EXERCISE GOAL |
The data below must be copied in full and without any change.

** Begin RECORDED INFORMATION **

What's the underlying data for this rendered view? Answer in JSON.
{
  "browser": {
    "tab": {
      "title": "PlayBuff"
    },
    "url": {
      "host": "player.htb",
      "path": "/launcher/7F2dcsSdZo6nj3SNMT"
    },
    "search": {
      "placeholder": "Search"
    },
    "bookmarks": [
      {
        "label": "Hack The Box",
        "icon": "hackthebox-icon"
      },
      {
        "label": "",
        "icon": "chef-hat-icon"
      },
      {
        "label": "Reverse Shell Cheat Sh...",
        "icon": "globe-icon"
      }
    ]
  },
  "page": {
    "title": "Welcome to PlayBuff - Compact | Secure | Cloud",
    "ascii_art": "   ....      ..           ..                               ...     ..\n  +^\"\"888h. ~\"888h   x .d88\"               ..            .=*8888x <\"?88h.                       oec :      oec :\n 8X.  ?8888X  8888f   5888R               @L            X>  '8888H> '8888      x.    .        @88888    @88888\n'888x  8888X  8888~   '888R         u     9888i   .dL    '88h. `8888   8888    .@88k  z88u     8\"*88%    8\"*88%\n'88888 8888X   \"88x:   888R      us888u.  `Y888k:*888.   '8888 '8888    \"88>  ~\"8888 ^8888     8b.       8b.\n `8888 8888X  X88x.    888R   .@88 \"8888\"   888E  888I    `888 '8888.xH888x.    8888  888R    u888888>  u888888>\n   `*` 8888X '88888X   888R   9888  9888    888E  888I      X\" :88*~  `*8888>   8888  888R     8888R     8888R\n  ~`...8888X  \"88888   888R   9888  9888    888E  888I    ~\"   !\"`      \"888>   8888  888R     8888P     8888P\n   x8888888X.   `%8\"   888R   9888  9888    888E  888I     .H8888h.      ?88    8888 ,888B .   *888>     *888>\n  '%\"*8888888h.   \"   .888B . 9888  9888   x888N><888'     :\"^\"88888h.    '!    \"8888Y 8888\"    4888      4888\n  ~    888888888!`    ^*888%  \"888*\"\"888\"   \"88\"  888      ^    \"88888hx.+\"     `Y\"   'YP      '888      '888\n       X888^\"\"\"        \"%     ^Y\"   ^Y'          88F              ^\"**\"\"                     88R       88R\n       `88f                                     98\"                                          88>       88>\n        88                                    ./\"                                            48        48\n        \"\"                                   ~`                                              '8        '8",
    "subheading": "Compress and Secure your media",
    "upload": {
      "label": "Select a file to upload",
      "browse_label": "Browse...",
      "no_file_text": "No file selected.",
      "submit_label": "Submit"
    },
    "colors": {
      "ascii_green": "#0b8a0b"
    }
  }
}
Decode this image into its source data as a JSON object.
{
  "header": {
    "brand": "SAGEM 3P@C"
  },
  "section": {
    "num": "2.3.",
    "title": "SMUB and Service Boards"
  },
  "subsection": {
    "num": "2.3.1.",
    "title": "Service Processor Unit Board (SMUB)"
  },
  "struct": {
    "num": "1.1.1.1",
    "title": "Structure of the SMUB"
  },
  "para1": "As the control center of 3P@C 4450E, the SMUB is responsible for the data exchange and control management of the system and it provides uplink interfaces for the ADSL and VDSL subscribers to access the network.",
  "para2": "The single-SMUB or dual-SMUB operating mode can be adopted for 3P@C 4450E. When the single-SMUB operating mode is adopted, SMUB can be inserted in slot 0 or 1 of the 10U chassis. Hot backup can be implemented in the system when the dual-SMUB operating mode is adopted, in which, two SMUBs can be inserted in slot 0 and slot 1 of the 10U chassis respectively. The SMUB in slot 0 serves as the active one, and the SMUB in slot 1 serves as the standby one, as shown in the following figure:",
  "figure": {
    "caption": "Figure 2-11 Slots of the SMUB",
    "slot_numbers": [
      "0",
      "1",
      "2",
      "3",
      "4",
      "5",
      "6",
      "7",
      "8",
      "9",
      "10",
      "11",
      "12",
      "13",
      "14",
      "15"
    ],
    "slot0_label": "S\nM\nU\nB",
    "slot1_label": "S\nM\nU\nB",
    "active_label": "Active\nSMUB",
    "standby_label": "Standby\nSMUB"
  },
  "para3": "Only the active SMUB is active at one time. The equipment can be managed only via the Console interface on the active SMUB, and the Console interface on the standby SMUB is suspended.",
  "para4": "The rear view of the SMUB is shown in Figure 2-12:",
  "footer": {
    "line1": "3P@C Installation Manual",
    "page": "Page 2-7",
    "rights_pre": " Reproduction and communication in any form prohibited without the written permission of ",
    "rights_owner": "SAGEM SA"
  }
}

** End RECORDED INFORMATION **

FULL ANSWER |
What's the underlying data for this rendered view? Answer in JSON.
{
  "browser": {
    "tab": {
      "title": "PlayBuff"
    },
    "url": {
      "host": "player.htb",
      "path": "/launcher/7F2dcsSdZo6nj3SNMT"
    },
    "search": {
      "placeholder": "Search"
    },
    "bookmarks": [
      {
        "label": "Hack The Box",
        "icon": "hackthebox-icon"
      },
      {
        "label": "",
        "icon": "chef-hat-icon"
      },
      {
        "label": "Reverse Shell Cheat Sh...",
        "icon": "globe-icon"
      }
    ]
  },
  "page": {
    "title": "Welcome to PlayBuff - Compact | Secure | Cloud",
    "ascii_art": "   ....      ..           ..                               ...     ..\n  +^\"\"888h. ~\"888h   x .d88\"               ..            .=*8888x <\"?88h.                       oec :      oec :\n 8X.  ?8888X  8888f   5888R               @L            X>  '8888H> '8888      x.    .        @88888    @88888\n'888x  8888X  8888~   '888R         u     9888i   .dL    '88h. `8888   8888    .@88k  z88u     8\"*88%    8\"*88%\n'88888 8888X   \"88x:   888R      us888u.  `Y888k:*888.   '8888 '8888    \"88>  ~\"8888 ^8888     8b.       8b.\n `8888 8888X  X88x.    888R   .@88 \"8888\"   888E  888I    `888 '8888.xH888x.    8888  888R    u888888>  u888888>\n   `*` 8888X '88888X   888R   9888  9888    888E  888I      X\" :88*~  `*8888>   8888  888R     8888R     8888R\n  ~`...8888X  \"88888   888R   9888  9888    888E  888I    ~\"   !\"`      \"888>   8888  888R     8888P     8888P\n   x8888888X.   `%8\"   888R   9888  9888    888E  888I     .H8888h.      ?88    8888 ,888B .   *888>     *888>\n  '%\"*8888888h.   \"   .888B . 9888  9888   x888N><888'     :\"^\"88888h.    '!    \"8888Y 8888\"    4888      4888\n  ~    888888888!`    ^*888%  \"888*\"\"888\"   \"88\"  888      ^    \"88888hx.+\"     `Y\"   'YP      '888      '888\n       X888^\"\"\"        \"%     ^Y\"   ^Y'          88F              ^\"**\"\"                     88R       88R\n       `88f                                     98\"                                          88>       88>\n        88                                    ./\"                                            48        48\n        \"\"                                   ~`                                              '8        '8",
    "subheading": "Compress and Secure your media",
    "upload": {
      "label": "Select a file to upload",
      "browse_label": "Browse...",
      "no_file_text": "No file selected.",
      "submit_label": "Submit"
    },
    "colors": {
      "ascii_green": "#0b8a0b"
    }
  }
}
Decode this image into its source data as a JSON object.
{
  "header": {
    "brand": "SAGEM 3P@C"
  },
  "section": {
    "num": "2.3.",
    "title": "SMUB and Service Boards"
  },
  "subsection": {
    "num": "2.3.1.",
    "title": "Service Processor Unit Board (SMUB)"
  },
  "struct": {
    "num": "1.1.1.1",
    "title": "Structure of the SMUB"
  },
  "para1": "As the control center of 3P@C 4450E, the SMUB is responsible for the data exchange and control management of the system and it provides uplink interfaces for the ADSL and VDSL subscribers to access the network.",
  "para2": "The single-SMUB or dual-SMUB operating mode can be adopted for 3P@C 4450E. When the single-SMUB operating mode is adopted, SMUB can be inserted in slot 0 or 1 of the 10U chassis. Hot backup can be implemented in the system when the dual-SMUB operating mode is adopted, in which, two SMUBs can be inserted in slot 0 and slot 1 of the 10U chassis respectively. The SMUB in slot 0 serves as the active one, and the SMUB in slot 1 serves as the standby one, as shown in the following figure:",
  "figure": {
    "caption": "Figure 2-11 Slots of the SMUB",
    "slot_numbers": [
      "0",
      "1",
      "2",
      "3",
      "4",
      "5",
      "6",
      "7",
      "8",
      "9",
      "10",
      "11",
      "12",
      "13",
      "14",
      "15"
    ],
    "slot0_label": "S\nM\nU\nB",
    "slot1_label": "S\nM\nU\nB",
    "active_label": "Active\nSMUB",
    "standby_label": "Standby\nSMUB"
  },
  "para3": "Only the active SMUB is active at one time. The equipment can be managed only via the Console interface on the active SMUB, and the Console interface on the standby SMUB is suspended.",
  "para4": "The rear view of the SMUB is shown in Figure 2-12:",
  "footer": {
    "line1": "3P@C Installation Manual",
    "page": "Page 2-7",
    "rights_pre": " Reproduction and communication in any form prohibited without the written permission of ",
    "rights_owner": "SAGEM SA"
  }
}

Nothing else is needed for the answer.